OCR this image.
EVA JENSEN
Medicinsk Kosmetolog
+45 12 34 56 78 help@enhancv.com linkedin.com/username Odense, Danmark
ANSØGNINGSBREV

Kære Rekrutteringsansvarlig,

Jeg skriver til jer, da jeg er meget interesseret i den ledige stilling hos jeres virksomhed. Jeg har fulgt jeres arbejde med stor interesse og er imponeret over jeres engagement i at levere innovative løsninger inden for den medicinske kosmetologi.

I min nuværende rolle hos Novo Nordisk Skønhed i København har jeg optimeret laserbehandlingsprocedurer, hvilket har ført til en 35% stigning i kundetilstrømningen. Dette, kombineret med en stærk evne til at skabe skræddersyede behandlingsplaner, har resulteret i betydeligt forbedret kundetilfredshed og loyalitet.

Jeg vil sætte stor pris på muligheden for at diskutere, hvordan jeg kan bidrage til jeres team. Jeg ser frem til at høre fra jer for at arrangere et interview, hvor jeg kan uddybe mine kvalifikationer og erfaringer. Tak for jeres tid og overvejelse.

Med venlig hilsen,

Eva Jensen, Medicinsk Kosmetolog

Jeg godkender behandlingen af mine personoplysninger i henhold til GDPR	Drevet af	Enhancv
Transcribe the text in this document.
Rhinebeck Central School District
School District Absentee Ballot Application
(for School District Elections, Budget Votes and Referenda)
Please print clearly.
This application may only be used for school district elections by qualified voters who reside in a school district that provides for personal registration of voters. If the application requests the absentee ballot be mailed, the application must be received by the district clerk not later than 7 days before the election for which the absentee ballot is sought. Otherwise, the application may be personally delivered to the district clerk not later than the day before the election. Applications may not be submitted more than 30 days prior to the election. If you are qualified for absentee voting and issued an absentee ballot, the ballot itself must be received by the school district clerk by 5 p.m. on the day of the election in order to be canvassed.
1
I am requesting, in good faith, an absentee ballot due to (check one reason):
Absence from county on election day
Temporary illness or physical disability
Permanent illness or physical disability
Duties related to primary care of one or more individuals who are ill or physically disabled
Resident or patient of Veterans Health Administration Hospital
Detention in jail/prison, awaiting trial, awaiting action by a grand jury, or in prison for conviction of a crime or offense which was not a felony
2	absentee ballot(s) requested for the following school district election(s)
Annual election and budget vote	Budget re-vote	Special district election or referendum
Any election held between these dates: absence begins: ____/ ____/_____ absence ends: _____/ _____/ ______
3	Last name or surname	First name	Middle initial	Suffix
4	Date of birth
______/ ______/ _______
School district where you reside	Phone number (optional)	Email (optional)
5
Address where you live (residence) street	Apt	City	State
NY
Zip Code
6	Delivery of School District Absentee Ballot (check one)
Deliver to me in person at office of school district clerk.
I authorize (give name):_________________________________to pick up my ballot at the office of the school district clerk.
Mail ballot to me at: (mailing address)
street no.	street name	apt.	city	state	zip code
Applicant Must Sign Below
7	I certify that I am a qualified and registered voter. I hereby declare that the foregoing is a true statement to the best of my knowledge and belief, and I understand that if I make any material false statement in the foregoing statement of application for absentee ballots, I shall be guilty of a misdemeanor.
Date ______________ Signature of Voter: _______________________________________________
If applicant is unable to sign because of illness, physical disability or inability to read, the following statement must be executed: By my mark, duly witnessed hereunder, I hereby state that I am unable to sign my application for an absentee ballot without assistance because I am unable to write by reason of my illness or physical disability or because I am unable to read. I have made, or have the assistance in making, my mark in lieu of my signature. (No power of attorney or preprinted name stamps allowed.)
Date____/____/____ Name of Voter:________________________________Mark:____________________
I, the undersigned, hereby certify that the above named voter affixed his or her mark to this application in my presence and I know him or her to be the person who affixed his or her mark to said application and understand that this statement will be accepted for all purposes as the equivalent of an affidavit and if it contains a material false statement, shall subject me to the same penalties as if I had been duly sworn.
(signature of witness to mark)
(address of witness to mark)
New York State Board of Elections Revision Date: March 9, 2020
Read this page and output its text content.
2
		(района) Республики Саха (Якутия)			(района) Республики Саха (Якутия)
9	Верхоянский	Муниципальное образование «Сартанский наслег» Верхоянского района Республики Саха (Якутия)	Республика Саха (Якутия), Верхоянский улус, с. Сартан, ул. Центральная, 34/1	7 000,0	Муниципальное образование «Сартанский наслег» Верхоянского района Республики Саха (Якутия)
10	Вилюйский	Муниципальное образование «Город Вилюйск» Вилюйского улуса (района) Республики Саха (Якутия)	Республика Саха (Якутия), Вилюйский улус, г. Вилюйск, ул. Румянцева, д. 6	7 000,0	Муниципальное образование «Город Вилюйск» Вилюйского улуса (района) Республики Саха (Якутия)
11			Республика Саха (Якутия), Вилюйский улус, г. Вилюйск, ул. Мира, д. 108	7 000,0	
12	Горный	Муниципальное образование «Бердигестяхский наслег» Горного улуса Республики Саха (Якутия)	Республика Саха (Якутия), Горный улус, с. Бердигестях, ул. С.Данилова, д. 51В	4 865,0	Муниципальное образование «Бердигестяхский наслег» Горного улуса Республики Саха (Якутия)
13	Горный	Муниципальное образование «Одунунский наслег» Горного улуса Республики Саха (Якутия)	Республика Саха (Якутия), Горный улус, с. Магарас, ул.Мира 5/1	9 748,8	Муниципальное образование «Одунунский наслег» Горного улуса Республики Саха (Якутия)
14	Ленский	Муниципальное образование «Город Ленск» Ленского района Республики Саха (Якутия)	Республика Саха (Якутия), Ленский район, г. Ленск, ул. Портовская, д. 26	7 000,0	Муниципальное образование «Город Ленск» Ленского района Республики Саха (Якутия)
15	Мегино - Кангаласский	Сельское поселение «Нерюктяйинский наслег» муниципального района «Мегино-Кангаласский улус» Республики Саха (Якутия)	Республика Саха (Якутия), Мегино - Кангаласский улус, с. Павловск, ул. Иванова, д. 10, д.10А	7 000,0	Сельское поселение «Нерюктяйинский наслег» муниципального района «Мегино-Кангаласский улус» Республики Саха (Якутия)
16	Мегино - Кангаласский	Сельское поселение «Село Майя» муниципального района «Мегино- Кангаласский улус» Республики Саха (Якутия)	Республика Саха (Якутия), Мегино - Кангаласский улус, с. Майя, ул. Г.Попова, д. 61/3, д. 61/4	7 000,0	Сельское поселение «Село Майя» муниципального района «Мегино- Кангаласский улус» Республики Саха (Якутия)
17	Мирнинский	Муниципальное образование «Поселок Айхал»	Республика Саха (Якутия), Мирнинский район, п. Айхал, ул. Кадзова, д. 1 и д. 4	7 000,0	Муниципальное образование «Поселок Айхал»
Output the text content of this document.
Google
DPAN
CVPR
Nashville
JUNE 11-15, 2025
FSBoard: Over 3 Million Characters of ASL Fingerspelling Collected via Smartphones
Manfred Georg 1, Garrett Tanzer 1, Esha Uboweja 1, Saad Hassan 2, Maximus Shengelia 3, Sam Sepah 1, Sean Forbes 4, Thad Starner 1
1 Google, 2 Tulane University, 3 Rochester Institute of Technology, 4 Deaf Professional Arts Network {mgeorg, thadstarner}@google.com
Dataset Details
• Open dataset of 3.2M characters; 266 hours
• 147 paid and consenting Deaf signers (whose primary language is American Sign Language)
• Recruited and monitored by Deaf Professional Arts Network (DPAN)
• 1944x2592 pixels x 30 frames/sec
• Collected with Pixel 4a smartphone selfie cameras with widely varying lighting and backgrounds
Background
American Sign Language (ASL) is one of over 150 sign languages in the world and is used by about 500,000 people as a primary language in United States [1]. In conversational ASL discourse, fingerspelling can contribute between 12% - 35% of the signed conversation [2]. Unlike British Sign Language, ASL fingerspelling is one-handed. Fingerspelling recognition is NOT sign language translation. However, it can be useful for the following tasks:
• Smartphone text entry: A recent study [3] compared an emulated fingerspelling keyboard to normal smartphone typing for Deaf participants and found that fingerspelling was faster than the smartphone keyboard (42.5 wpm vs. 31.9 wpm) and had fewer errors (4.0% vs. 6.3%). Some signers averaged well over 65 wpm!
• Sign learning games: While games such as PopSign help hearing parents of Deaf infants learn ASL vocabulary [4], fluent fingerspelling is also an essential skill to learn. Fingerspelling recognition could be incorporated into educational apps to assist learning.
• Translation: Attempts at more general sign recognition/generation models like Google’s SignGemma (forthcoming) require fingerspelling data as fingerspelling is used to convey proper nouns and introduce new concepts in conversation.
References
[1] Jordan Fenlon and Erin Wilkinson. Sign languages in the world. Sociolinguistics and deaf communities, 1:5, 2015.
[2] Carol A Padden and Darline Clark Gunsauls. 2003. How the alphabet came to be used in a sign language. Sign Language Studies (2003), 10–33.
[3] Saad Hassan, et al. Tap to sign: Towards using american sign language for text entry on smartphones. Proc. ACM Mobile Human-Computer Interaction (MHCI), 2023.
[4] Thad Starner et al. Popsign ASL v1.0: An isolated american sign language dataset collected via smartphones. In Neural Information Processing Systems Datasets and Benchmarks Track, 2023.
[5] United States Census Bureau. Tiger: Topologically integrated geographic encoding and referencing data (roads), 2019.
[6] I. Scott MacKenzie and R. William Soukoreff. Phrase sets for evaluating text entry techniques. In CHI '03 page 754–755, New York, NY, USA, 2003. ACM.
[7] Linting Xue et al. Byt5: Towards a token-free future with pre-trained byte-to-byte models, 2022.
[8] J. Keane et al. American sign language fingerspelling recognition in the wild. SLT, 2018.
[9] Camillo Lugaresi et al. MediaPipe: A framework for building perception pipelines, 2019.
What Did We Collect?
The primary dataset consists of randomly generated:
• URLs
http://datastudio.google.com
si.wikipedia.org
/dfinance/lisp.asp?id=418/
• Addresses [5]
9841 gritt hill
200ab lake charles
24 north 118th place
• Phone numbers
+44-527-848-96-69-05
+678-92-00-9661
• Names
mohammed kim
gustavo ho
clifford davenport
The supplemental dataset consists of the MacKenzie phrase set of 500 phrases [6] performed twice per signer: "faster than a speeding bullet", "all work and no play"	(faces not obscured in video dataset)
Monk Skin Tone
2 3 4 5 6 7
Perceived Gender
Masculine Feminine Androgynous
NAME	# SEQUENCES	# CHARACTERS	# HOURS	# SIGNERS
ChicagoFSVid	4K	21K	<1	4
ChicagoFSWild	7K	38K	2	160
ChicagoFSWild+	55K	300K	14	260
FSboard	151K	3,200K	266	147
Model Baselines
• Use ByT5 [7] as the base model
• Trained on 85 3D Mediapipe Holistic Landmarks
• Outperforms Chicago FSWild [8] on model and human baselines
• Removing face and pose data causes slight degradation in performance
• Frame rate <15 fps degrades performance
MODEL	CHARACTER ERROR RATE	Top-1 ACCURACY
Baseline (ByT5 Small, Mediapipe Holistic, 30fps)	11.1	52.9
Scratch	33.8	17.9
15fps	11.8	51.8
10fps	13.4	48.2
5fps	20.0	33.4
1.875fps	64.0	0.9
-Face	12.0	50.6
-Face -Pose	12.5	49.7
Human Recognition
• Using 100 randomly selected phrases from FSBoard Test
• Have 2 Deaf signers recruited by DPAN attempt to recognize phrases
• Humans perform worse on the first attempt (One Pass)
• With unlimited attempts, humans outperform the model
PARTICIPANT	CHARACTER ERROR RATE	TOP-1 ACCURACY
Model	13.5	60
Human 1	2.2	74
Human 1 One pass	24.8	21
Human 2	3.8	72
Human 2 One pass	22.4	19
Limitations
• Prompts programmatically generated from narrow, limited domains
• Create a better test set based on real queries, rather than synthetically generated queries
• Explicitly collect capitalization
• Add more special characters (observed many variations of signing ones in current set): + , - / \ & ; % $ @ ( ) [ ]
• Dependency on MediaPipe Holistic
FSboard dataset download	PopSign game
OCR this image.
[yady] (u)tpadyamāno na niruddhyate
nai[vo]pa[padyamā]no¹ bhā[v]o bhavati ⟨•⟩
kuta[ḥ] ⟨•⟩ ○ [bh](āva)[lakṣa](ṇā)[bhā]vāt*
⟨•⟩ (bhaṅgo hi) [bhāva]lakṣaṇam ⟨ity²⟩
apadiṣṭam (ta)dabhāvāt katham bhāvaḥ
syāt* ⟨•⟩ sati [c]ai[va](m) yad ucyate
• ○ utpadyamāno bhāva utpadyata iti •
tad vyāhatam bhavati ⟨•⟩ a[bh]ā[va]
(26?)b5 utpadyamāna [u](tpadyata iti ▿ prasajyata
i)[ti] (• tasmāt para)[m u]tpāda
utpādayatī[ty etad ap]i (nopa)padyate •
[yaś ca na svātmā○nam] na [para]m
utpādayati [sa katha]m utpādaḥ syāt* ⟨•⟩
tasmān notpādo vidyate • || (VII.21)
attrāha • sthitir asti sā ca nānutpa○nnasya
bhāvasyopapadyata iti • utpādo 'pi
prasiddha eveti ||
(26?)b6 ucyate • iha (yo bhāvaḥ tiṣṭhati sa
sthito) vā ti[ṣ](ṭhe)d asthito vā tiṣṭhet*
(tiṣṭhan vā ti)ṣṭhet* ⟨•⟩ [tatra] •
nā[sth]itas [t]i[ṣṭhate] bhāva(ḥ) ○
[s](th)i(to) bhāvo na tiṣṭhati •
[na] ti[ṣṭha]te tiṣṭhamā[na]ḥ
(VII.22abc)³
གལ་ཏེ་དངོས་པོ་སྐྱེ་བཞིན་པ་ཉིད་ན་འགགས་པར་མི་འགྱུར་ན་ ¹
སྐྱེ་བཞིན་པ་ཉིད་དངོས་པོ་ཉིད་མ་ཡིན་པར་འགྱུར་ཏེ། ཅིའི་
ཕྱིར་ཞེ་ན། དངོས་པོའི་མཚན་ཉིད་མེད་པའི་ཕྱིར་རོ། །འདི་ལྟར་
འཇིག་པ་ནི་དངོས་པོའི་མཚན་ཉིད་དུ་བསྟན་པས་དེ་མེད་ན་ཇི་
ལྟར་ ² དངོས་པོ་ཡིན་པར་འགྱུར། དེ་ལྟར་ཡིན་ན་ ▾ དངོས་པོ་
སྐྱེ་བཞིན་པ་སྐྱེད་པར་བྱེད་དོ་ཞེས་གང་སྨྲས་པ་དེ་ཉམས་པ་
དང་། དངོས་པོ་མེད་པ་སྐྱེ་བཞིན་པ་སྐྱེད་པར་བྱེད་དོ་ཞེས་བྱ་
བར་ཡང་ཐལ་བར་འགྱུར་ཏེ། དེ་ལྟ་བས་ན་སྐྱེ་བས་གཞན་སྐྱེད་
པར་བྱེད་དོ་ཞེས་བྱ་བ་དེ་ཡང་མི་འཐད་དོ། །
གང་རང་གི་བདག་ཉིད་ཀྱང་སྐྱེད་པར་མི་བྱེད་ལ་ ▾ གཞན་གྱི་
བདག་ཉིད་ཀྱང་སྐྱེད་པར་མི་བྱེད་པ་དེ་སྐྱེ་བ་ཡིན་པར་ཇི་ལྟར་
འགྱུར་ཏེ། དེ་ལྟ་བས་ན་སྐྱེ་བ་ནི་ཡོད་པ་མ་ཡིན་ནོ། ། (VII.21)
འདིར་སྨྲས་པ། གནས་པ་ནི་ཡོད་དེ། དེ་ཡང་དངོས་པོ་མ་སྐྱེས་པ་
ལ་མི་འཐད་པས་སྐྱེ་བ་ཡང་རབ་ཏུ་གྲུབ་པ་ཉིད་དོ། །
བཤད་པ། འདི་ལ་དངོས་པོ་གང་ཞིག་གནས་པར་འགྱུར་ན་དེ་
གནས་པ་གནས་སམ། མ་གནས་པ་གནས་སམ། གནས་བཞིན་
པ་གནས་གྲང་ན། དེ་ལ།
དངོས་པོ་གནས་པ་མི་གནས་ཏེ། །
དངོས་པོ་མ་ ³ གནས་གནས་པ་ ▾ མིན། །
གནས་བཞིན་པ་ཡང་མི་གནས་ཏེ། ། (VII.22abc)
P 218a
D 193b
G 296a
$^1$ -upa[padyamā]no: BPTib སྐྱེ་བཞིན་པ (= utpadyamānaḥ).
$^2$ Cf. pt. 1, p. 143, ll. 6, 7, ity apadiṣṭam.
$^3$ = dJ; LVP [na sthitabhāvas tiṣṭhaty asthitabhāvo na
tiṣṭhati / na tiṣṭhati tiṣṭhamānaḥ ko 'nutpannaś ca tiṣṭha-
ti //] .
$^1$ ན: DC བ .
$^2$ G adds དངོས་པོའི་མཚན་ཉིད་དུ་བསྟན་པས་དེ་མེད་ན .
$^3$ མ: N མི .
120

============

__TASK DIRECTIONS__. Every line of the records that includes the word "reason" should be gathered.

__RESULT__.
I am requesting, in good faith, an absentee ballot due to (check one reason):
If applicant is unable to sign because of illness, physical disability or inability to read, the following statement must be executed: By my mark, duly witnessed hereunder, I hereby state that I am unable to sign my application for an absentee ballot without assistance because I am unable to write by reason of my illness or physical disability or because I am unable to read. I have made, or have the assistance in making, my mark in lieu of my signature. (No power of attorney or preprinted name stamps allowed.)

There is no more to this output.